WHAT TO DO
Your task is to write out the complete listing exactly as it is shown.

RECORDS FOR THIS EXERCISE
## BEGIN
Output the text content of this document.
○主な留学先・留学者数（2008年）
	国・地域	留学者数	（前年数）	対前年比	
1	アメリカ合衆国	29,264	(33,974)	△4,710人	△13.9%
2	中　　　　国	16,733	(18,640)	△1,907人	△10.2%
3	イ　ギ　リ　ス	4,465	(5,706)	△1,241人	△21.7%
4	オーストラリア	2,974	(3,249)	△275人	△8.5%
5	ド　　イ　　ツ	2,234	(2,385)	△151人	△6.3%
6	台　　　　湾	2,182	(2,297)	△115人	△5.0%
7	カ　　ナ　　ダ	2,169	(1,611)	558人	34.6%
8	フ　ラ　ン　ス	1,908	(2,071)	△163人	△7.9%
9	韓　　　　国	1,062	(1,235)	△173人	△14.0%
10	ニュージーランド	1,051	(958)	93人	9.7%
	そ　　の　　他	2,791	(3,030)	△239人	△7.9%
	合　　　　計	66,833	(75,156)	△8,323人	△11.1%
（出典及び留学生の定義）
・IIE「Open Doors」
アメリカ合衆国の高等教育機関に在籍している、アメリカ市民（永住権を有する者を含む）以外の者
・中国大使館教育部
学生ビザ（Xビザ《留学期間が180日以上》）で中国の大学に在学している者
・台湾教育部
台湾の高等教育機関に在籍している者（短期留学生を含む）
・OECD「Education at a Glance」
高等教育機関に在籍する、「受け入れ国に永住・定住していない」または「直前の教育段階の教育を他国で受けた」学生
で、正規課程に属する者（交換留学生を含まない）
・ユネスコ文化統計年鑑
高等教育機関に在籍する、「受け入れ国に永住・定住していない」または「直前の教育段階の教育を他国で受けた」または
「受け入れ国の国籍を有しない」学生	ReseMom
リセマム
## END
WRITTEN SOLUTION
Output the text content of this document.
○主な留学先・留学者数（2008年）
	国・地域	留学者数	（前年数）	対前年比	
1	アメリカ合衆国	29,264	(33,974)	△4,710人	△13.9%
2	中　　　　国	16,733	(18,640)	△1,907人	△10.2%
3	イ　ギ　リ　ス	4,465	(5,706)	△1,241人	△21.7%
4	オーストラリア	2,974	(3,249)	△275人	△8.5%
5	ド　　イ　　ツ	2,234	(2,385)	△151人	△6.3%
6	台　　　　湾	2,182	(2,297)	△115人	△5.0%
7	カ　　ナ　　ダ	2,169	(1,611)	558人	34.6%
8	フ　ラ　ン　ス	1,908	(2,071)	△163人	△7.9%
9	韓　　　　国	1,062	(1,235)	△173人	△14.0%
10	ニュージーランド	1,051	(958)	93人	9.7%
	そ　　の　　他	2,791	(3,030)	△239人	△7.9%
	合　　　　計	66,833	(75,156)	△8,323人	△11.1%
（出典及び留学生の定義）
・IIE「Open Doors」
アメリカ合衆国の高等教育機関に在籍している、アメリカ市民（永住権を有する者を含む）以外の者
・中国大使館教育部
学生ビザ（Xビザ《留学期間が180日以上》）で中国の大学に在学している者
・台湾教育部
台湾の高等教育機関に在籍している者（短期留学生を含む）
・OECD「Education at a Glance」
高等教育機関に在籍する、「受け入れ国に永住・定住していない」または「直前の教育段階の教育を他国で受けた」学生
で、正規課程に属する者（交換留学生を含まない）
・ユネスコ文化統計年鑑
高等教育機関に在籍する、「受け入れ国に永住・定住していない」または「直前の教育段階の教育を他国で受けた」または
「受け入れ国の国籍を有しない」学生	ReseMom
リセマム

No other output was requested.